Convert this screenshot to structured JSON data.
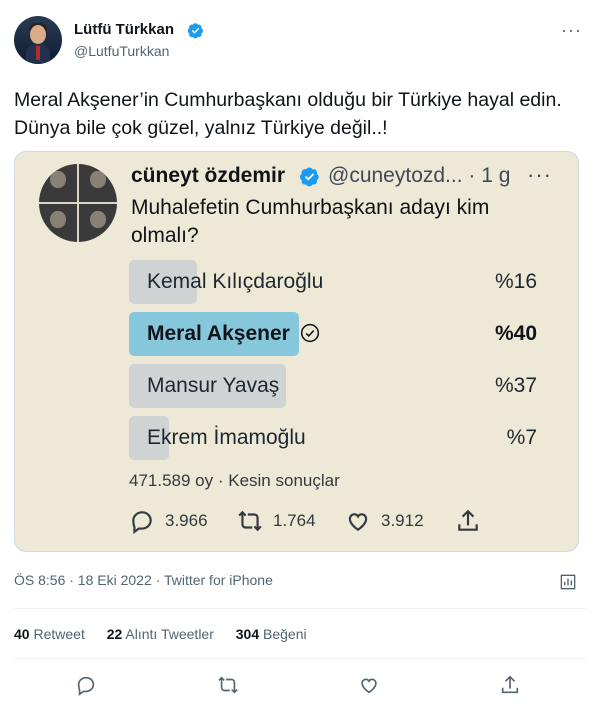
{
  "author": {
    "name": "Lütfü Türkkan",
    "handle": "@LutfuTurkkan"
  },
  "tweet": {
    "text": "Meral Akşener’in Cumhurbaşkanı olduğu bir Türkiye hayal edin. Dünya bile çok güzel, yalnız Türkiye değil..!",
    "timestamp": "ÖS 8:56 · 18 Eki 2022 · Twitter for iPhone"
  },
  "quoted": {
    "name": "cüneyt özdemir",
    "handle": "@cuneytozd...",
    "time": "· 1 g",
    "question": "Muhalefetin Cumhurbaşkanı adayı kim olmalı?",
    "options": [
      {
        "label": "Kemal Kılıçdaroğlu",
        "percent_text": "%16",
        "percent": 16,
        "winner": false
      },
      {
        "label": "Meral Akşener",
        "percent_text": "%40",
        "percent": 40,
        "winner": true
      },
      {
        "label": "Mansur Yavaş",
        "percent_text": "%37",
        "percent": 37,
        "winner": false
      },
      {
        "label": "Ekrem İmamoğlu",
        "percent_text": "%7",
        "percent": 7,
        "winner": false
      }
    ],
    "votes": "471.589 oy · Kesin sonuçlar",
    "replies": "3.966",
    "retweets": "1.764",
    "likes": "3.912"
  },
  "stats": {
    "retweet_count": "40",
    "retweet_label": "Retweet",
    "quote_count": "22",
    "quote_label": "Alıntı Tweetler",
    "like_count": "304",
    "like_label": "Beğeni"
  },
  "colors": {
    "accent": "#1d9bf0",
    "winner_bar": "#87c7dc",
    "bar": "#cfd3d4",
    "card_bg": "#eee8d6"
  },
  "icons": [
    "verified-badge-icon",
    "more-icon",
    "reply-icon",
    "retweet-icon",
    "like-icon",
    "share-icon",
    "check-circle-icon",
    "analytics-icon"
  ]
}
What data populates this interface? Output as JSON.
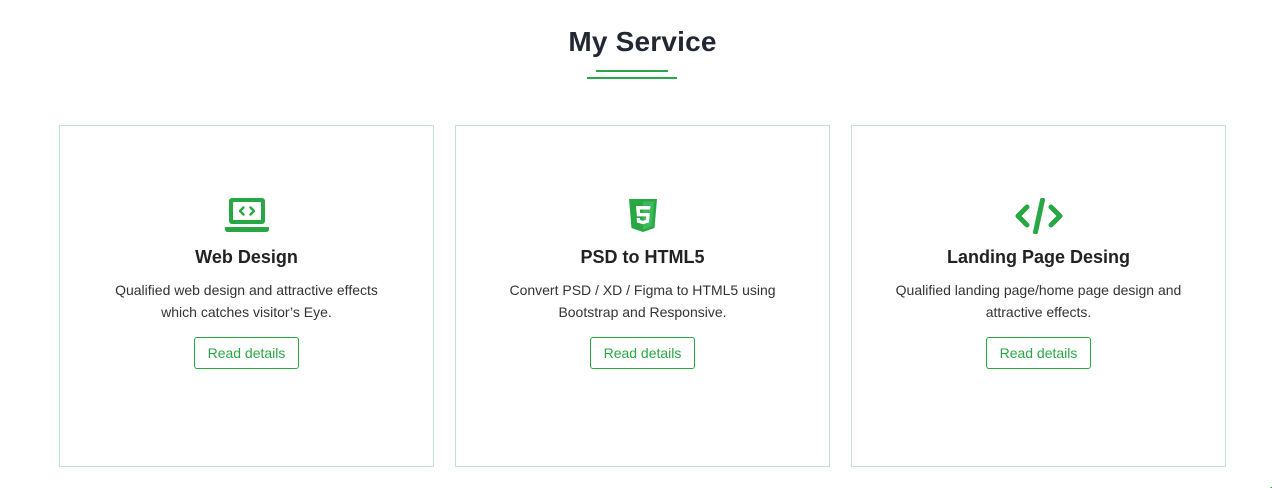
{
  "section": {
    "title": "My Service"
  },
  "accent_color": "#28a745",
  "card_border_color": "#bfe3cb",
  "services": [
    {
      "icon": "laptop-code-icon",
      "title": "Web Design",
      "description": "Qualified web design and attractive effects which catches visitor’s Eye.",
      "button_label": "Read details"
    },
    {
      "icon": "html5-icon",
      "title": "PSD to HTML5",
      "description": "Convert PSD / XD / Figma to HTML5 using Bootstrap and Responsive.",
      "button_label": "Read details"
    },
    {
      "icon": "code-icon",
      "title": "Landing Page Desing",
      "description": "Qualified landing page/home page design and attractive effects.",
      "button_label": "Read details"
    }
  ]
}
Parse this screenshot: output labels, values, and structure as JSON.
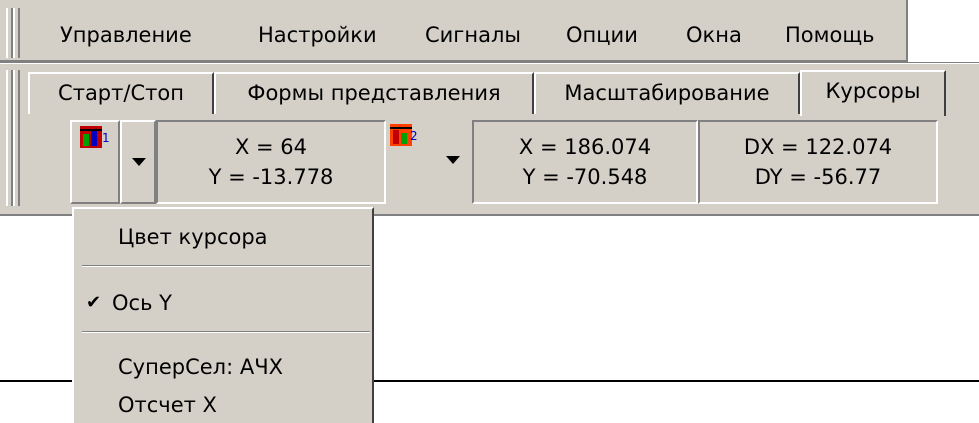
{
  "menu": {
    "items": [
      "Управление",
      "Настройки",
      "Сигналы",
      "Опции",
      "Окна",
      "Помощь"
    ]
  },
  "tabs": {
    "items": [
      "Старт/Стоп",
      "Формы представления",
      "Масштабирование",
      "Курсоры"
    ],
    "active": "Курсоры"
  },
  "cursors": {
    "cursor1": {
      "icon": "cursor-1-color-icon",
      "x": "X = 64",
      "y": "Y = -13.778"
    },
    "cursor2": {
      "icon": "cursor-2-color-icon",
      "x": "X = 186.074",
      "y": "Y = -70.548"
    },
    "delta": {
      "dx": "DX = 122.074",
      "dy": "DY = -56.77"
    }
  },
  "dropdown": {
    "items": [
      {
        "label": "Цвет курсора",
        "checked": false
      },
      {
        "label": "Ось Y",
        "checked": true
      },
      {
        "label": "СуперСел: АЧХ",
        "checked": false
      },
      {
        "label": "Отсчет X",
        "checked": false
      }
    ],
    "check_glyph": "✔"
  },
  "colors": {
    "face": "#d4d0c8",
    "cursor1_icon": [
      "#c00000",
      "#00a000",
      "#0000c0"
    ],
    "cursor2_icon": [
      "#ff4000",
      "#c00000",
      "#00a000"
    ]
  }
}
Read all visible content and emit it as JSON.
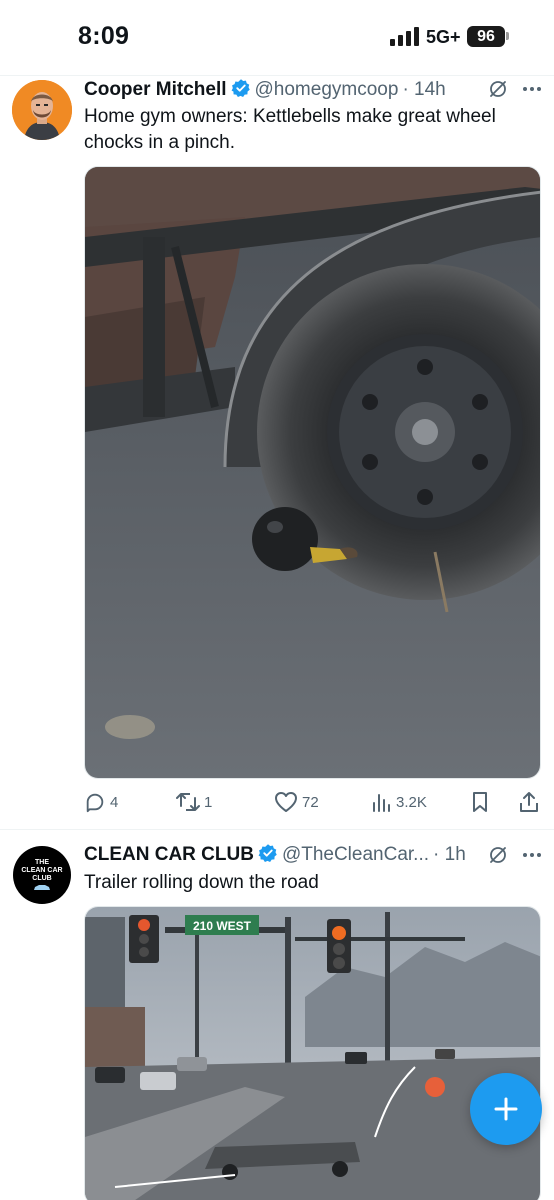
{
  "status_bar": {
    "time": "8:09",
    "network": "5G+",
    "battery": "96"
  },
  "tweets": [
    {
      "display_name": "Cooper Mitchell",
      "handle": "@homegymcoop",
      "time": "· 14h",
      "text": "Home gym owners: Kettlebells make great wheel chocks in a pinch.",
      "stats": {
        "replies": "4",
        "retweets": "1",
        "likes": "72",
        "views": "3.2K"
      }
    },
    {
      "display_name": "CLEAN CAR CLUB",
      "handle": "@TheCleanCar...",
      "time": "· 1h",
      "text": "Trailer rolling down the road",
      "avatar_text": [
        "THE",
        "CLEAN CAR",
        "CLUB"
      ],
      "sign_text": "210 WEST"
    }
  ],
  "colors": {
    "accent": "#1d9bf0",
    "secondary_text": "#536471",
    "divider": "#eff3f4"
  },
  "icons": [
    "signal-icon",
    "verified-badge-icon",
    "grok-icon",
    "more-icon",
    "reply-icon",
    "retweet-icon",
    "like-icon",
    "views-icon",
    "bookmark-icon",
    "share-icon",
    "compose-plus-icon"
  ]
}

■ ■ ■ ■

■ **Given request**
Return a copy of every line that includes the word "this".

■ **Task solution**
Convert this screenshot to structured JSON data.
What data populates this interface? Output as JSON.
Parse this screenshot: output labels, values, and structure as JSON.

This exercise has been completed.